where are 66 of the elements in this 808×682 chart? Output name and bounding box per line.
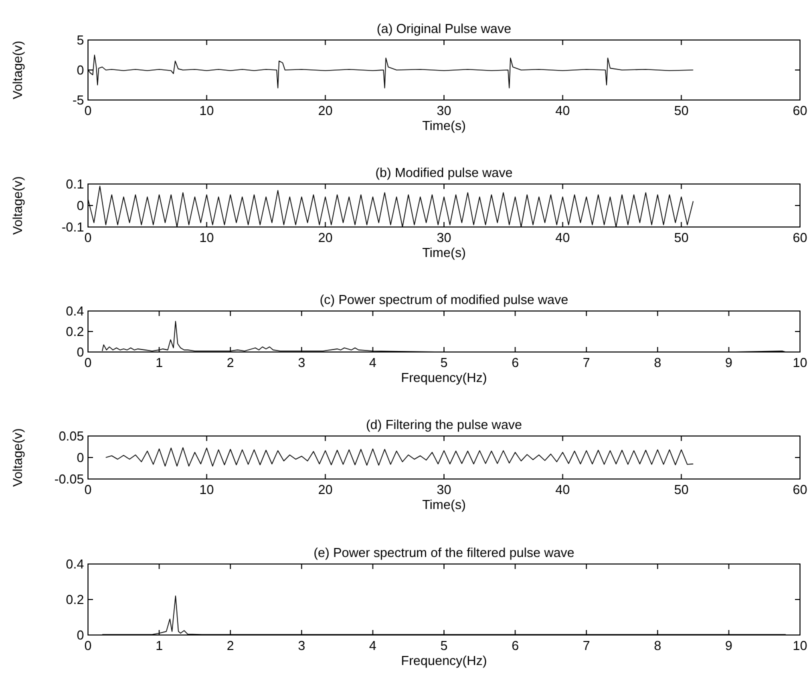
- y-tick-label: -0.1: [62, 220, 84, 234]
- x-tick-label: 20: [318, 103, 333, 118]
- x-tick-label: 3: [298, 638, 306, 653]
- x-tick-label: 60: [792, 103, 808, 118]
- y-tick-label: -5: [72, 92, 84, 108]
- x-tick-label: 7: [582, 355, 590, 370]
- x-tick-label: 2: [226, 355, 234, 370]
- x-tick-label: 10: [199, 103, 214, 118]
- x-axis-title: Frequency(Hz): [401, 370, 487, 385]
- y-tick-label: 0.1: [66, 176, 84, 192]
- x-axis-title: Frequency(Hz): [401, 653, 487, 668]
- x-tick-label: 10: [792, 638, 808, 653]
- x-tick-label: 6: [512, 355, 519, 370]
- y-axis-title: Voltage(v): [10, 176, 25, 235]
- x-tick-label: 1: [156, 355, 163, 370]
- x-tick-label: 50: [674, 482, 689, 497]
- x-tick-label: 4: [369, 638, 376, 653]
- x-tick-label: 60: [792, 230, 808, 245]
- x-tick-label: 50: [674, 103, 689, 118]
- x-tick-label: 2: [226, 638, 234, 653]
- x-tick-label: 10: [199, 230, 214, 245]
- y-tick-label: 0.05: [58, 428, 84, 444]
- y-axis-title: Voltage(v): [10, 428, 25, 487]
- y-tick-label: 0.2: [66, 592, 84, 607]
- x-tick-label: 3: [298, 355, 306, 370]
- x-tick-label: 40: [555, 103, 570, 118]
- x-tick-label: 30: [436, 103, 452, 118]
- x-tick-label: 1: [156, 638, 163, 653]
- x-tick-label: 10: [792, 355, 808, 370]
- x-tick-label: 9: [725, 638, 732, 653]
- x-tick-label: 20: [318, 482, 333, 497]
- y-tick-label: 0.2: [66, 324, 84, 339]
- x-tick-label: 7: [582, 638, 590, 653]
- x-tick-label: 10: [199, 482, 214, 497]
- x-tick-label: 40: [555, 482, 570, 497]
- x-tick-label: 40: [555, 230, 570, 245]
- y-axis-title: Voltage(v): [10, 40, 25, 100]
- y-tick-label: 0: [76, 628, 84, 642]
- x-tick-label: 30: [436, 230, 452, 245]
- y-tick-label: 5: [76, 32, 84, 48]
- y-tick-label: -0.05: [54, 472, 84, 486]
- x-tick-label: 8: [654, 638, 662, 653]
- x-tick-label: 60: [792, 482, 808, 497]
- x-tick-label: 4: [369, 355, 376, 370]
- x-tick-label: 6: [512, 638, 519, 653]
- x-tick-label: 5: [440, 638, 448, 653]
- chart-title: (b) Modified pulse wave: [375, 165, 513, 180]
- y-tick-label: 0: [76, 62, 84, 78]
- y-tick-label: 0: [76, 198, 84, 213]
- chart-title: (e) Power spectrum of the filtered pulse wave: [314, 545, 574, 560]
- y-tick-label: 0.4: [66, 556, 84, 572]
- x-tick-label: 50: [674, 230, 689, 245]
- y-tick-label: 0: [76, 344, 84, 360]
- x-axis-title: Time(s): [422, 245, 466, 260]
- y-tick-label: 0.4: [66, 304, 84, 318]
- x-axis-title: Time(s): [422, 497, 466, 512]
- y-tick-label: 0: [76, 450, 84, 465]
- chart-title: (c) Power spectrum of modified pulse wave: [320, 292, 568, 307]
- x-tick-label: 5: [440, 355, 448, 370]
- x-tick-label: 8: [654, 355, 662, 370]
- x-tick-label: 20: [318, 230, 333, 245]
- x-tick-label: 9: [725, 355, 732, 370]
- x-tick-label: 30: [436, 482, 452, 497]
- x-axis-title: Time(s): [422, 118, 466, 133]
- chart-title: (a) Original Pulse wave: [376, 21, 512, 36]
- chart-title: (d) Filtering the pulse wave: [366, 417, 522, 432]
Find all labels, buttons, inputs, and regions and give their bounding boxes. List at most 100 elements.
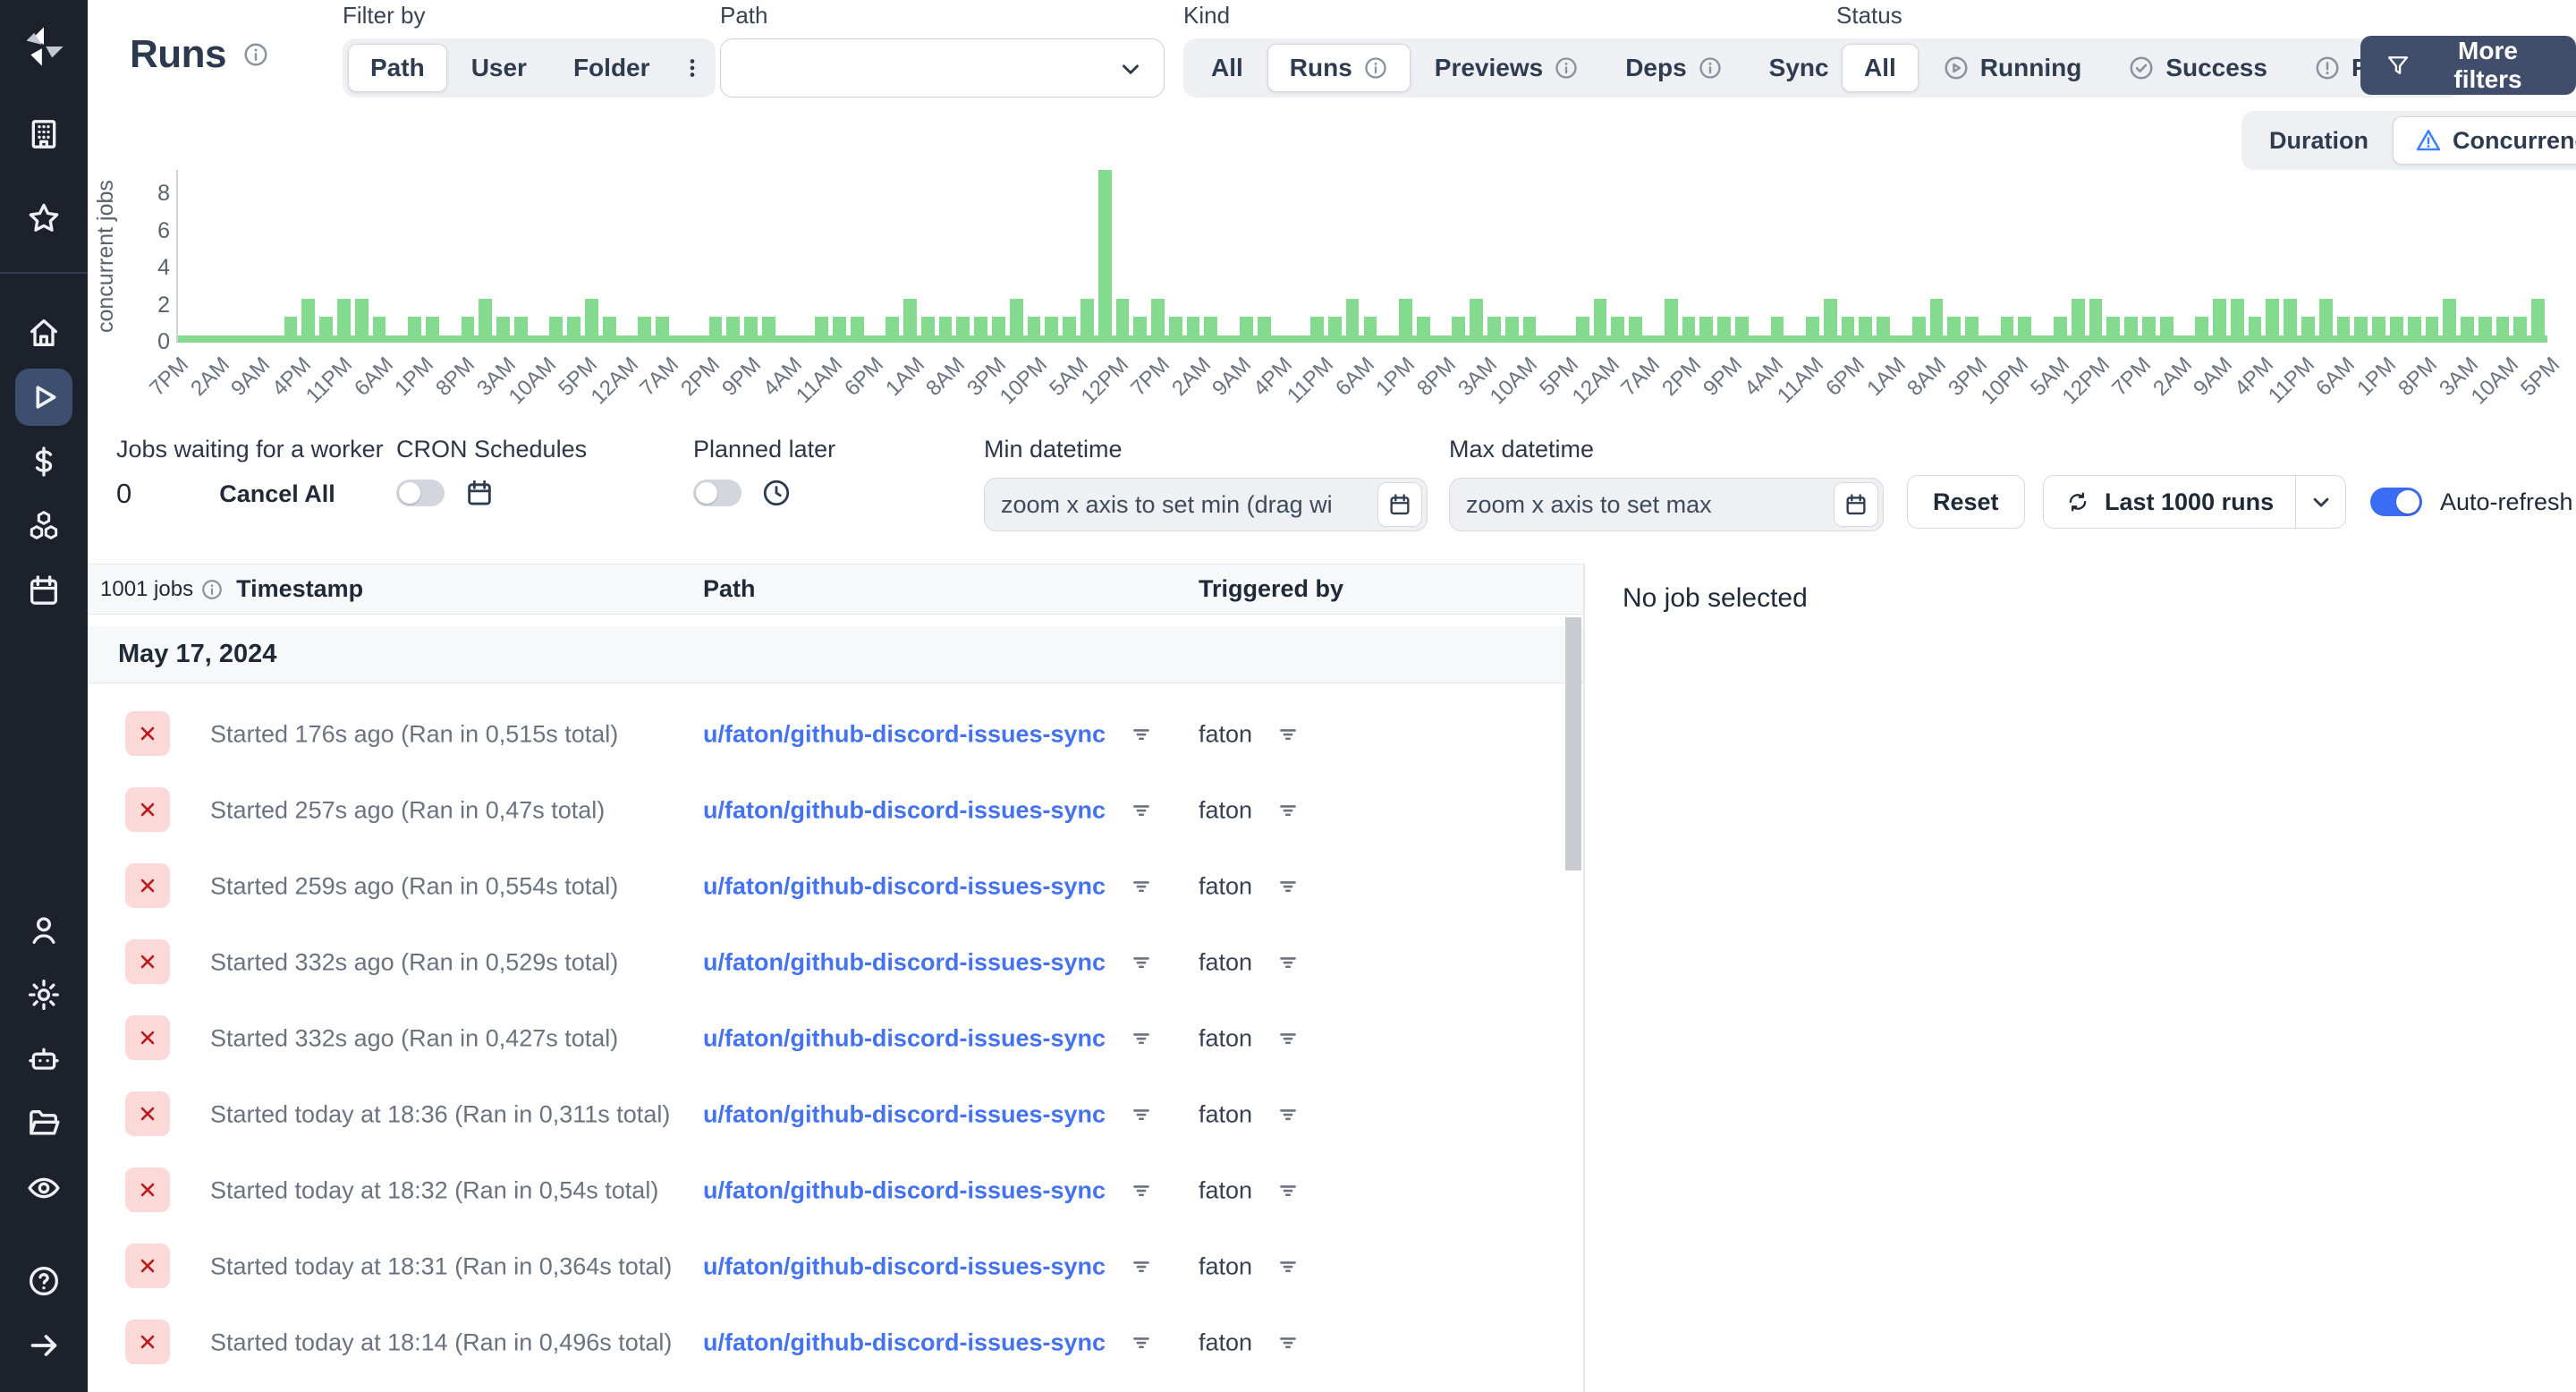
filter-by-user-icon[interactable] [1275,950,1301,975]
****************************************
WHAT IS ASKED –
Count the lines in the data above that contain the string "Voltage", treating uppercase and lowercase as different. Give only the number.

ANSWER TO THIS PROBLEM –
3